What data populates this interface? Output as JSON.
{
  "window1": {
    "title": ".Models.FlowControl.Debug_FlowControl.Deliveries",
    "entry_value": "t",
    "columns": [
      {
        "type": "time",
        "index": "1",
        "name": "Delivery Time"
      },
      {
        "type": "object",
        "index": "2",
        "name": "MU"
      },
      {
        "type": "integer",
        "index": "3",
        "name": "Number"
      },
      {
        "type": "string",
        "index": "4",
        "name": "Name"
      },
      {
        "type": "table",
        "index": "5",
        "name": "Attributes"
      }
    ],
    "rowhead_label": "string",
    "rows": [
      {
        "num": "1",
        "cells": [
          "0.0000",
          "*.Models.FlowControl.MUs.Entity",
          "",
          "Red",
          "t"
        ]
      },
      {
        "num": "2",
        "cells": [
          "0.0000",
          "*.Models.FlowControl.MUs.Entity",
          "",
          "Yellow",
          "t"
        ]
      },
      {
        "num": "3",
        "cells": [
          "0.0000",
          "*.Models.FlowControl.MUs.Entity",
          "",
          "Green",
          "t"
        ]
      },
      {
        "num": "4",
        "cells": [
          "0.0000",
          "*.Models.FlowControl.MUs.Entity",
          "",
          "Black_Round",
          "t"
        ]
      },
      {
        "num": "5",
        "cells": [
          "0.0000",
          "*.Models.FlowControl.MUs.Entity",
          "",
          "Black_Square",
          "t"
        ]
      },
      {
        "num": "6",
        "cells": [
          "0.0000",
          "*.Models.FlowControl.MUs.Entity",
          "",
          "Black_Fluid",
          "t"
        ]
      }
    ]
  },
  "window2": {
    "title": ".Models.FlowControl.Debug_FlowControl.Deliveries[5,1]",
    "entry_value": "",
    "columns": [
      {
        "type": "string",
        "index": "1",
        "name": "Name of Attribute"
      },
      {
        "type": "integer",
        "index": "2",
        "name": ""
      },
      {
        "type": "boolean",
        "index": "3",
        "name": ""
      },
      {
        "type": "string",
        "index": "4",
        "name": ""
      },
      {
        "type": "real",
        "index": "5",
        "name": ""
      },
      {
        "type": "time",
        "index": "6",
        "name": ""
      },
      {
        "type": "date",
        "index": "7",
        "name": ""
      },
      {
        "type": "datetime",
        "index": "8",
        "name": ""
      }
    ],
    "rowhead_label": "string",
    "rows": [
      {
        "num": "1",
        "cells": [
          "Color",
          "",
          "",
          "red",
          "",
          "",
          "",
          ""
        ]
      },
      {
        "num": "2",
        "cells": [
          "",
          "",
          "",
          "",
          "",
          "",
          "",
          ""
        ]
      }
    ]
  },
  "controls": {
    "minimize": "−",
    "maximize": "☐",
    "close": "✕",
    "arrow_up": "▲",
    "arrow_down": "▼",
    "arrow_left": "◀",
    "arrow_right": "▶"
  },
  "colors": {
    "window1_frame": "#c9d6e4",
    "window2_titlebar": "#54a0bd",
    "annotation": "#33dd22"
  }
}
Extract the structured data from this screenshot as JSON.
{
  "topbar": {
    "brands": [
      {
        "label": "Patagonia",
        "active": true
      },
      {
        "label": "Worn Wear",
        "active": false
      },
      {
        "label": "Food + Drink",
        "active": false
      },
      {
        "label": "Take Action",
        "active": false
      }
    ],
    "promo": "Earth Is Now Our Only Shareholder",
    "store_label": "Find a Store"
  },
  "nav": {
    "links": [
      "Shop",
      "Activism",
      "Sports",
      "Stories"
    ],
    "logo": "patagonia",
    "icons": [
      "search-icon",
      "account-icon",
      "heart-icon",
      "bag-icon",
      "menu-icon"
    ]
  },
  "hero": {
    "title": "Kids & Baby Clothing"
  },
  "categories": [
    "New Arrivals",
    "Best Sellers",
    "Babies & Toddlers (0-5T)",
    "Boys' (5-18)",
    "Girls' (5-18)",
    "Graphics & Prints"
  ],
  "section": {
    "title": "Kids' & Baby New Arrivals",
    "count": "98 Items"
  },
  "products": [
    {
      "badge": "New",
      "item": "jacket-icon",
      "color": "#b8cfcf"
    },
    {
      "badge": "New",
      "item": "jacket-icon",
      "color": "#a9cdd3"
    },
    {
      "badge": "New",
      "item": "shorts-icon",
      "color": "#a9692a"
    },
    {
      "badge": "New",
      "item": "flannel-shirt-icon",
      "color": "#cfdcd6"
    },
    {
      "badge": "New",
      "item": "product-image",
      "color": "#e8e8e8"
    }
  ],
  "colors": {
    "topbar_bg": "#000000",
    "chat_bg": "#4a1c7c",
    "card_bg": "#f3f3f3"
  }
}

________

▶ Instruction
Pick out the lines containing the word "Arrivals" and show them.

▶ Task response
    "New Arrivals",
    "title": "Kids' & Baby New Arrivals",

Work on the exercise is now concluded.